- _Written task_
For the data below, work out how many lines contain the word "hosted" and supply only that number.

════════

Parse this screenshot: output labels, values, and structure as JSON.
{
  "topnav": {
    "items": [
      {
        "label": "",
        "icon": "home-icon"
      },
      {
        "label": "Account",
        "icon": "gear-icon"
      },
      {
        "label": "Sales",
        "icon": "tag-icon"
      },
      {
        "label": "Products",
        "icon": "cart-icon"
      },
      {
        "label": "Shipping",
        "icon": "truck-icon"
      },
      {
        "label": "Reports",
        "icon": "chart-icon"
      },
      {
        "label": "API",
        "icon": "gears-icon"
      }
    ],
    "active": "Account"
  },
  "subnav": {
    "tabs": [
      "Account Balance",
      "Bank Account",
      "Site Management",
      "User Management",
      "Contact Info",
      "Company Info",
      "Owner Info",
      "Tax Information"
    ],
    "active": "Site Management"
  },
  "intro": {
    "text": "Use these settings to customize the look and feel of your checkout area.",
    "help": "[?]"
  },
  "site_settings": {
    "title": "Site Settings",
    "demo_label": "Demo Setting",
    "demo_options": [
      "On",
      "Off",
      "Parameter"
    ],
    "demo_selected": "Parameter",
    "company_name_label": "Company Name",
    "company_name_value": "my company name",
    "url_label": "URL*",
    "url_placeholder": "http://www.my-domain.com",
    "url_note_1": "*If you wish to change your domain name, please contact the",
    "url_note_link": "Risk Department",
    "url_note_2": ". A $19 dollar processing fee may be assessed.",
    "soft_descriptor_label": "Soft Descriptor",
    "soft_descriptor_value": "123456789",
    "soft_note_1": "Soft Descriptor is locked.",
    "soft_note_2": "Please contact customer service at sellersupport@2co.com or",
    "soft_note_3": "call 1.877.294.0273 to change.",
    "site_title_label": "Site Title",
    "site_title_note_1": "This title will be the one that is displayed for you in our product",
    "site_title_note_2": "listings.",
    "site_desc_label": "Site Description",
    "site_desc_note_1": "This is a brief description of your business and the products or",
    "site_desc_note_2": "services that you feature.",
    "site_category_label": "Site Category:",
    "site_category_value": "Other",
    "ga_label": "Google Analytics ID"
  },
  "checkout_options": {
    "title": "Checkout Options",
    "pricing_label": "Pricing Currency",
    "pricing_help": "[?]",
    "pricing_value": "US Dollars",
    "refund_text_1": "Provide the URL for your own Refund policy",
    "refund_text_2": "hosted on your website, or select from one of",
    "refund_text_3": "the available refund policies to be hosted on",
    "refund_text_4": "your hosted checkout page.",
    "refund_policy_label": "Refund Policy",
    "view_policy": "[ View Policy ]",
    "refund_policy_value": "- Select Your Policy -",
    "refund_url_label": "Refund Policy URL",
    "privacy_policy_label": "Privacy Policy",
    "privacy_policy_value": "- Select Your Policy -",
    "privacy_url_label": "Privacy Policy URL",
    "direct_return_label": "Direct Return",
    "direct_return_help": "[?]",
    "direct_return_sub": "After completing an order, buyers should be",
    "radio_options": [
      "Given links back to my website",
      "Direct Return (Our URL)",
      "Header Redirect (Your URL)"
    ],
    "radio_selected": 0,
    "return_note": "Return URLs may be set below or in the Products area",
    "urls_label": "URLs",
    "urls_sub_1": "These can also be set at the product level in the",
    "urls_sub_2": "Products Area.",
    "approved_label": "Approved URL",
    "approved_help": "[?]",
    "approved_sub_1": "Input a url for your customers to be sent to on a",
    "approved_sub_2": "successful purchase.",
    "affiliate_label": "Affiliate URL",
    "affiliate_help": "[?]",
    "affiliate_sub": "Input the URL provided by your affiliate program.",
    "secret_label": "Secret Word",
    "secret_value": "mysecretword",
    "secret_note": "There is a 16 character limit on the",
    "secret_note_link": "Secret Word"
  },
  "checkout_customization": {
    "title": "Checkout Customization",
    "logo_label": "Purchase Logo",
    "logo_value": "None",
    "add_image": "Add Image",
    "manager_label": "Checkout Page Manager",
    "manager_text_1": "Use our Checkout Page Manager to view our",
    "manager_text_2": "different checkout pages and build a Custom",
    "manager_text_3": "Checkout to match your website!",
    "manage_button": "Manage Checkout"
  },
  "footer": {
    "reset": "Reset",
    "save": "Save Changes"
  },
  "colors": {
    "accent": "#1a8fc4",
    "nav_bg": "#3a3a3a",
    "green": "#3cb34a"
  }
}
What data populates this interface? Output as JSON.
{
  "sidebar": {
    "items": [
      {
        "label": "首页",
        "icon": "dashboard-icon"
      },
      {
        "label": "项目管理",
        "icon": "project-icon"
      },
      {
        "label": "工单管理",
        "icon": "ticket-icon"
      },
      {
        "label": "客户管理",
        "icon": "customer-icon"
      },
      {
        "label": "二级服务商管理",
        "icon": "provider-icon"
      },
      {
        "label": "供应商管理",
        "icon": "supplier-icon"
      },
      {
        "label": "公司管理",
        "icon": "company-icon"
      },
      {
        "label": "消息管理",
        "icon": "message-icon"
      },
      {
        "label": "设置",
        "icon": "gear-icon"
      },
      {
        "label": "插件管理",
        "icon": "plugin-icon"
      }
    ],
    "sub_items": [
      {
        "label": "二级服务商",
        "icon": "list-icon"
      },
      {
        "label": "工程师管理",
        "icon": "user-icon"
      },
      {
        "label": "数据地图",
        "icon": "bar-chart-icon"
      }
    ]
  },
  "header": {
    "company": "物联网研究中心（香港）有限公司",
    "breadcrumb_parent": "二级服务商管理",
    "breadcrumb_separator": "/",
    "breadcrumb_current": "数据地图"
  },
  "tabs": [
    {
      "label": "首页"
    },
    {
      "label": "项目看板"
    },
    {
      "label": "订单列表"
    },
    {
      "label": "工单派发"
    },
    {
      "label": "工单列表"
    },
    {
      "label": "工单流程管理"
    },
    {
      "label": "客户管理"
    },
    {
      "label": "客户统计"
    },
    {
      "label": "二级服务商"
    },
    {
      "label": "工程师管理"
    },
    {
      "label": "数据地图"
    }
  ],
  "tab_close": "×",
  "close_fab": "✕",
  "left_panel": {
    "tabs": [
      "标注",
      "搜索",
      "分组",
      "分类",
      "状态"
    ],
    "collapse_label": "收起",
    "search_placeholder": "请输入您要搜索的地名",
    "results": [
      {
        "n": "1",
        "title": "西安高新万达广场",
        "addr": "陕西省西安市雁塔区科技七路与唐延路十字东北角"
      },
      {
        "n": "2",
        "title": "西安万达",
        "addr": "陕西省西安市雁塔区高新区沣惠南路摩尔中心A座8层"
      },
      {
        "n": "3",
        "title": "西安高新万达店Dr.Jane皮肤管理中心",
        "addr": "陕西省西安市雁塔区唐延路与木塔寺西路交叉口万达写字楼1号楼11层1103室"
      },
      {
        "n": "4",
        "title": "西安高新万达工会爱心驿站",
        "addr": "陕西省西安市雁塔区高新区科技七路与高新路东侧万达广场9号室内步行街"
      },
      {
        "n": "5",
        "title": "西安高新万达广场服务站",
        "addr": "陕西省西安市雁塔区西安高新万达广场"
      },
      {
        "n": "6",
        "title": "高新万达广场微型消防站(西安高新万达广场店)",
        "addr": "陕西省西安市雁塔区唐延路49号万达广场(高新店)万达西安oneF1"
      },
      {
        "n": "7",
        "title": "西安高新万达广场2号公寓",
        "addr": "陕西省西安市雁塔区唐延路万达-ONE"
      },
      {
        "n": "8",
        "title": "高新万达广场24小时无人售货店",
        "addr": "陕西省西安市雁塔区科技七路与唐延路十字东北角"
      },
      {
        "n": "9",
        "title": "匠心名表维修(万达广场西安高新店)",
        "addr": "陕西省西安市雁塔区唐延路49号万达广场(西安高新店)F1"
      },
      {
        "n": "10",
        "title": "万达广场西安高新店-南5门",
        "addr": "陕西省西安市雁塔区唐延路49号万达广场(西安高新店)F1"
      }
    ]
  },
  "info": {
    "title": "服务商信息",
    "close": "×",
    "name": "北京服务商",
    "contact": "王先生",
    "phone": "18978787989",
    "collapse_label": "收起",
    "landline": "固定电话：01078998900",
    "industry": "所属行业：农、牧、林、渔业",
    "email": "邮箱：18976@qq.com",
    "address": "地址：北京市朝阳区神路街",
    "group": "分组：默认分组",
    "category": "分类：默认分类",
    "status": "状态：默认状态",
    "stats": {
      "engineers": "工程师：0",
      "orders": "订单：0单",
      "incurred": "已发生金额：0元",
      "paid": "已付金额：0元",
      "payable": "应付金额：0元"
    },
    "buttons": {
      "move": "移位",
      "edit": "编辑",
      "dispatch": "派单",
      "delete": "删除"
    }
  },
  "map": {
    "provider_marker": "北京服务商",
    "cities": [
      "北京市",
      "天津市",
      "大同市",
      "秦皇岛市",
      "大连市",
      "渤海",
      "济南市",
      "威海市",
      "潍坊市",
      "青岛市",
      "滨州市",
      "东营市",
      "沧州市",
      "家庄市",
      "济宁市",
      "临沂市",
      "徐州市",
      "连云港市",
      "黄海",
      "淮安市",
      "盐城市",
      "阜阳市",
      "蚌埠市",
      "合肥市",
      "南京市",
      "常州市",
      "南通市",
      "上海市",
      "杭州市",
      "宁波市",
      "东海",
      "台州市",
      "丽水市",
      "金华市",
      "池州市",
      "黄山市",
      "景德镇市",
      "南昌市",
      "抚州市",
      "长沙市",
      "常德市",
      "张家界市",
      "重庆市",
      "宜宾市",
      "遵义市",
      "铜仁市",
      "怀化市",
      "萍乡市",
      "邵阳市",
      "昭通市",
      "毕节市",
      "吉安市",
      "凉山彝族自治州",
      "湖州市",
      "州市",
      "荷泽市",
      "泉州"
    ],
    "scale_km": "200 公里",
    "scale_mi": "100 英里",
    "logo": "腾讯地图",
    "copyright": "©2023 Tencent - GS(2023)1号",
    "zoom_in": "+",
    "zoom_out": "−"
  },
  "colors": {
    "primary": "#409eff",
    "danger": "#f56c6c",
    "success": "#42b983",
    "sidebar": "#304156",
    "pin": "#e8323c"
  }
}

════════

- _Task result_
3